%%
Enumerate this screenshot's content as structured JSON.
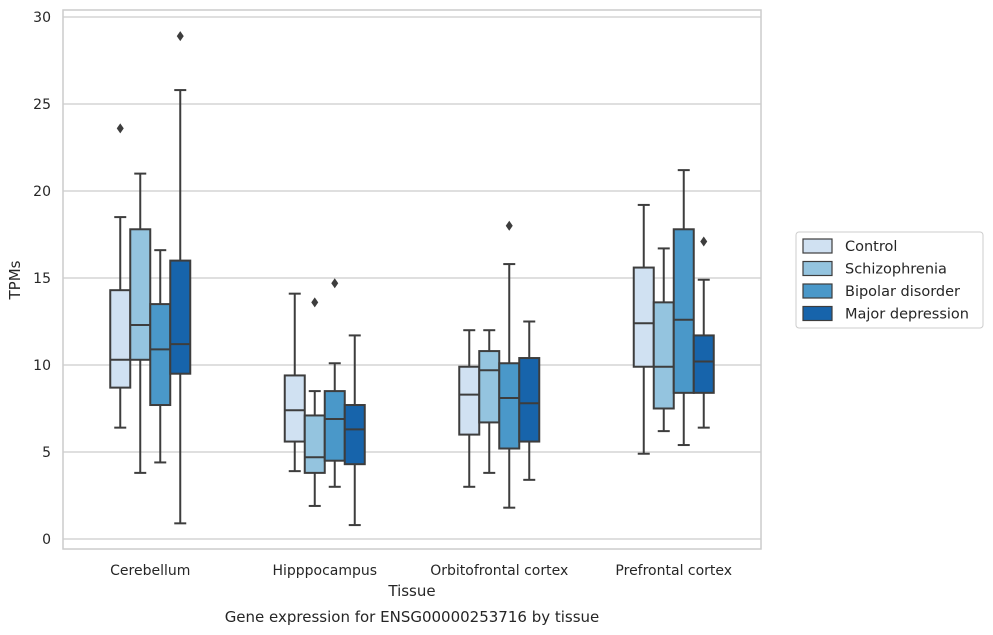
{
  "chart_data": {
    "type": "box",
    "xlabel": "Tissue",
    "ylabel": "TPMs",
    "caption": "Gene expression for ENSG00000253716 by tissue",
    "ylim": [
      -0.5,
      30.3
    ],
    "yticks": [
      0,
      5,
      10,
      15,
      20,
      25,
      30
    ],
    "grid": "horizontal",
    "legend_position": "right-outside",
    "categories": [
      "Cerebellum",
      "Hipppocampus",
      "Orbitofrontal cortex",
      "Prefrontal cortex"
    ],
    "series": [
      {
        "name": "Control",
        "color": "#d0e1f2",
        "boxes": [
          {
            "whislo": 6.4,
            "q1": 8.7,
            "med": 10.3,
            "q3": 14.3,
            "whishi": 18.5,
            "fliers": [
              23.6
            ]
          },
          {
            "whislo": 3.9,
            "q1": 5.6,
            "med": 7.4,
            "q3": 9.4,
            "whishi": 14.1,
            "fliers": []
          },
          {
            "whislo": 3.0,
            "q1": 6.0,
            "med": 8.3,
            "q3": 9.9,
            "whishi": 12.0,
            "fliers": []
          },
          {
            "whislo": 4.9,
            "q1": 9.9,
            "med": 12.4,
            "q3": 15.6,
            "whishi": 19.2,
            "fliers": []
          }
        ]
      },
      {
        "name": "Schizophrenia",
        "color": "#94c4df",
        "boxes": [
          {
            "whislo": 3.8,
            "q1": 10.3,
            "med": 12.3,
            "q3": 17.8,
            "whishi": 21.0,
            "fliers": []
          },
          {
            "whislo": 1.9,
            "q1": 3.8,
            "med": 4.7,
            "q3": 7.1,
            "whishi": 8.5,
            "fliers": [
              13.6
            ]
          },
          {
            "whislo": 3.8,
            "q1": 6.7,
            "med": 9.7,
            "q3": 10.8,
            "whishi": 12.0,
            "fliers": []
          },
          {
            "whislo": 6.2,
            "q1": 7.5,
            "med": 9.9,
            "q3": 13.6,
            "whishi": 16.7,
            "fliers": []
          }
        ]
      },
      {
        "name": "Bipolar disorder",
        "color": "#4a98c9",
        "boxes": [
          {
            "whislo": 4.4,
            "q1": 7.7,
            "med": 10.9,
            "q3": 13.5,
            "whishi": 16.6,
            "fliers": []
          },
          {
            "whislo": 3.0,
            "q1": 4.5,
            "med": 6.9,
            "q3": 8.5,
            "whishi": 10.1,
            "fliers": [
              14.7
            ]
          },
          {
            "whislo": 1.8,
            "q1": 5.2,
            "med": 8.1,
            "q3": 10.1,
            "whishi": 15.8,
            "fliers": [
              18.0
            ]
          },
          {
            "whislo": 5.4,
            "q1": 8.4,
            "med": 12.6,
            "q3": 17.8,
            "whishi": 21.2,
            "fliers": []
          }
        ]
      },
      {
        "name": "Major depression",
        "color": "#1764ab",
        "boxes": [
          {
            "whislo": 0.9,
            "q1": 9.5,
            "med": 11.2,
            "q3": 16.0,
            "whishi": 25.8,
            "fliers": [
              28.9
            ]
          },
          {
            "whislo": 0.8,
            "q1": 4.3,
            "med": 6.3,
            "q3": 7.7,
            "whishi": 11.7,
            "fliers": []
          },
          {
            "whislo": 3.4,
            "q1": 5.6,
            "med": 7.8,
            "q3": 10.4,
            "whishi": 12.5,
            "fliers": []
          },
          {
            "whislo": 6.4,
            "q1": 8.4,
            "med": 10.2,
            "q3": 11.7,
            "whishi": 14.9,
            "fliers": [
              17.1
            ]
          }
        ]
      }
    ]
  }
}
%%
■ **Description of the task**: In the records above, tally the lines where the word "color" appears, and give the number and nothing else.

■ **Response to this exercise**: 4